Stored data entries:
* * *

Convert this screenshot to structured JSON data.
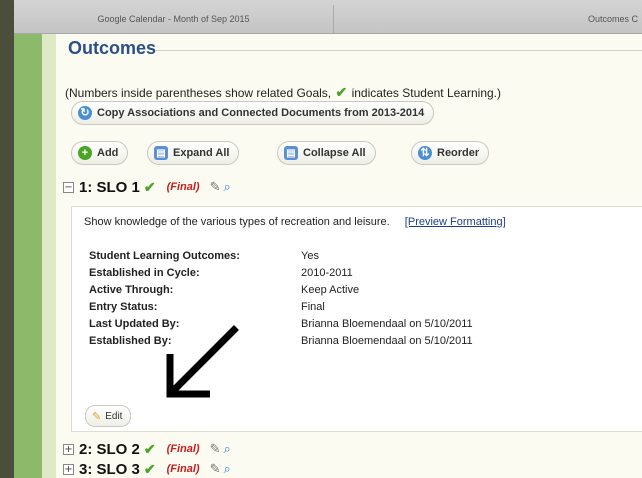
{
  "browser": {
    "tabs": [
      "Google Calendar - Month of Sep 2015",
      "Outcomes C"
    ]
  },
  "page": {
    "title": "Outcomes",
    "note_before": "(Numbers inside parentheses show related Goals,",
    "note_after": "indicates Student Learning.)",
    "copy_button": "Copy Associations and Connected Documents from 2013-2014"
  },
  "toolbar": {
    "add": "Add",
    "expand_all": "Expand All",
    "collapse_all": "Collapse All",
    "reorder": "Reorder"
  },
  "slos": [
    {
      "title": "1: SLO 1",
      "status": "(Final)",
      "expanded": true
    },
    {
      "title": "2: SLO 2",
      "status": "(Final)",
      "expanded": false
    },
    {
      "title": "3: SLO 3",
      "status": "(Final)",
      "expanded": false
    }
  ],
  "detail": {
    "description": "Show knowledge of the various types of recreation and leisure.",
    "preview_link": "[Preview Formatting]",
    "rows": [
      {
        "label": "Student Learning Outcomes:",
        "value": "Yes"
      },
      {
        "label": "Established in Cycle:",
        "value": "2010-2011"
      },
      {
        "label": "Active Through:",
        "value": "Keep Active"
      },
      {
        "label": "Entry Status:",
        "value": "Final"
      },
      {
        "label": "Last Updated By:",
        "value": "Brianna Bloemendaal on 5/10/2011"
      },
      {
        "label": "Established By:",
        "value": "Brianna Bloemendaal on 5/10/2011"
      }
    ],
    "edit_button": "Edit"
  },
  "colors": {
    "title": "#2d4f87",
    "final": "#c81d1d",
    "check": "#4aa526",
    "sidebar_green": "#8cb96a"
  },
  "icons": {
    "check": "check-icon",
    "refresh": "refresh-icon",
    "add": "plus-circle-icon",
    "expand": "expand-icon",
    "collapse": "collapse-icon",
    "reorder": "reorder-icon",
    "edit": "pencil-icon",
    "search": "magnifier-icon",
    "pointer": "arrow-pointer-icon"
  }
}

* * *

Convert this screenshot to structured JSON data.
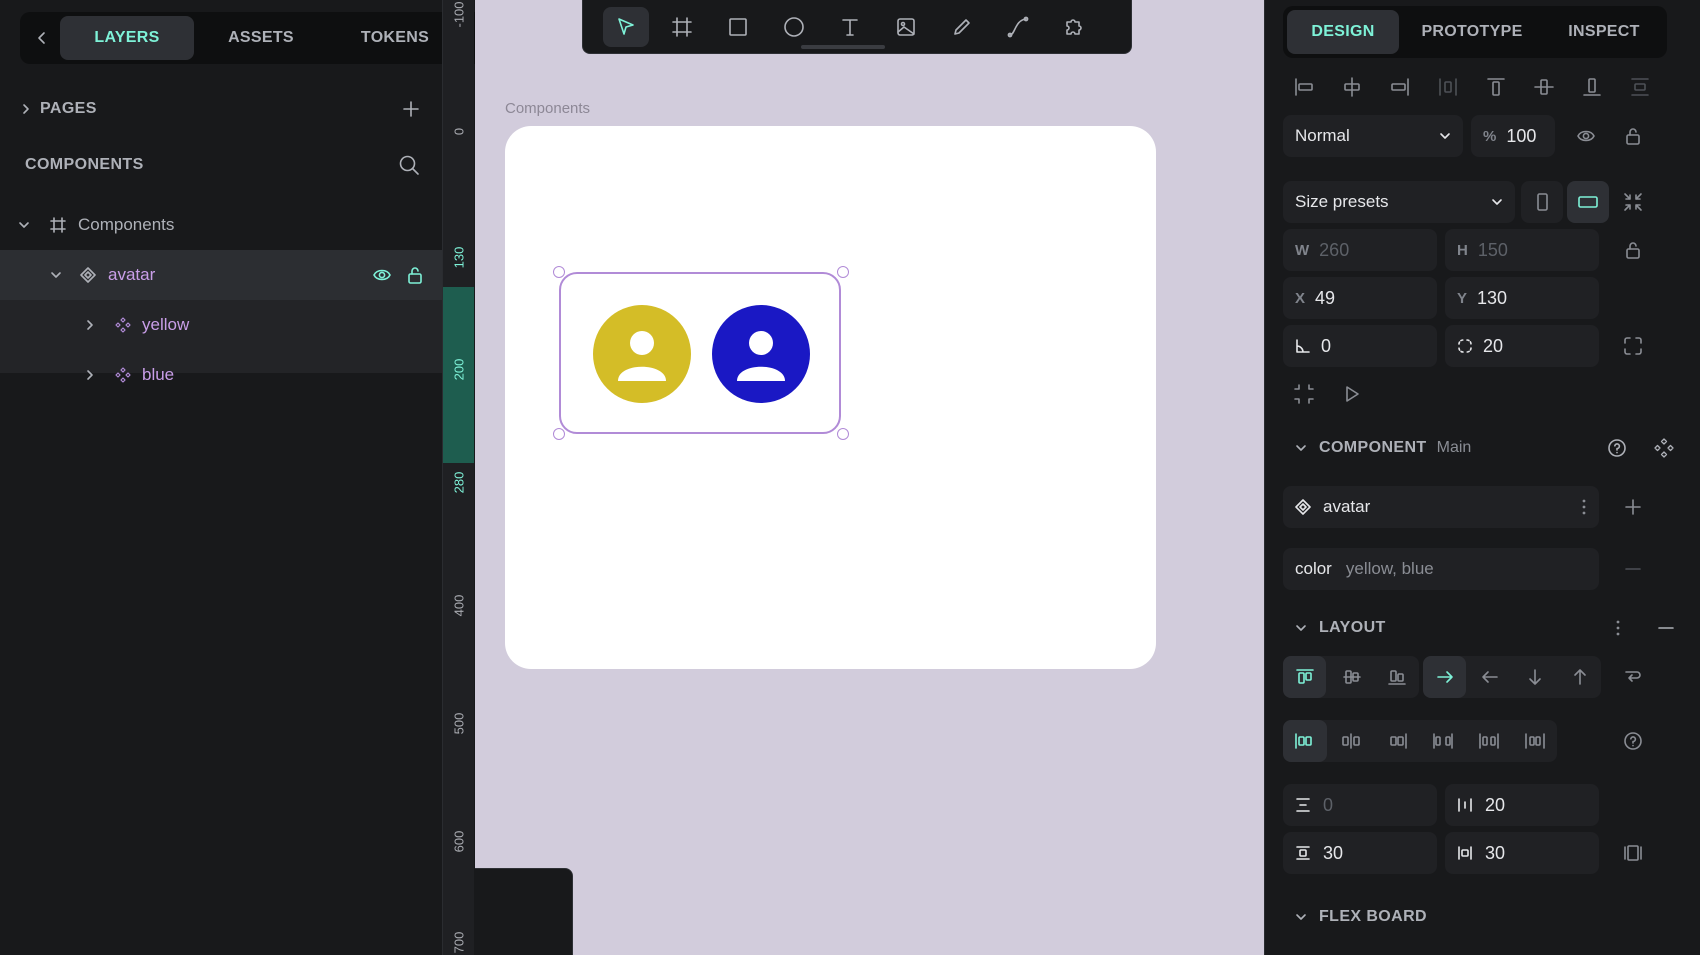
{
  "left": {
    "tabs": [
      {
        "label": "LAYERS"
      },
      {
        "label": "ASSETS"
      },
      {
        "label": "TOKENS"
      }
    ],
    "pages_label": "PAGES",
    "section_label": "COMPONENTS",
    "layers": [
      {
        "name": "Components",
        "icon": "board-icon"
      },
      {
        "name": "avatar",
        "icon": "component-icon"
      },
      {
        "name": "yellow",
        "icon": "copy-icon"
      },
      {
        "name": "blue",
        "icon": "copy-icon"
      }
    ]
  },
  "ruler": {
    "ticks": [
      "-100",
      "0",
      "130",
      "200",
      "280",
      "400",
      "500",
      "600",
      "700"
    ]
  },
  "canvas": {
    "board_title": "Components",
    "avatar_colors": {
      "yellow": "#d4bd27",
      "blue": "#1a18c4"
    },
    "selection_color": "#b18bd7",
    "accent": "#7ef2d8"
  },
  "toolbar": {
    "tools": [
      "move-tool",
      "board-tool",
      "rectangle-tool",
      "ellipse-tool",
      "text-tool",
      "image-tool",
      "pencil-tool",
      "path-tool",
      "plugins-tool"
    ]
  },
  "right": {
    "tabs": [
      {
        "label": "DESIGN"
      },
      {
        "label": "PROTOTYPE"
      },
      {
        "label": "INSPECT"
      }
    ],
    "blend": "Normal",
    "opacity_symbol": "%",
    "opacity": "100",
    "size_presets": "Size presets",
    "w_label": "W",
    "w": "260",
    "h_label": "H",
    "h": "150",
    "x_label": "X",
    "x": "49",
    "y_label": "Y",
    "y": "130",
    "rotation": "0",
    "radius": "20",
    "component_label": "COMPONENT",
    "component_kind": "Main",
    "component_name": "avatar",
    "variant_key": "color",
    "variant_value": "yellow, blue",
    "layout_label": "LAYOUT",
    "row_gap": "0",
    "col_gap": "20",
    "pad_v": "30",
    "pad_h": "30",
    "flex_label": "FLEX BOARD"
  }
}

* * *

OBJECTIVE:
Pick out the lines containing the string "Outcomes" and show them.

RESPONSE TO THIS TASK:
      "Outcomes C"
    "title": "Outcomes",
        "label": "Student Learning Outcomes:",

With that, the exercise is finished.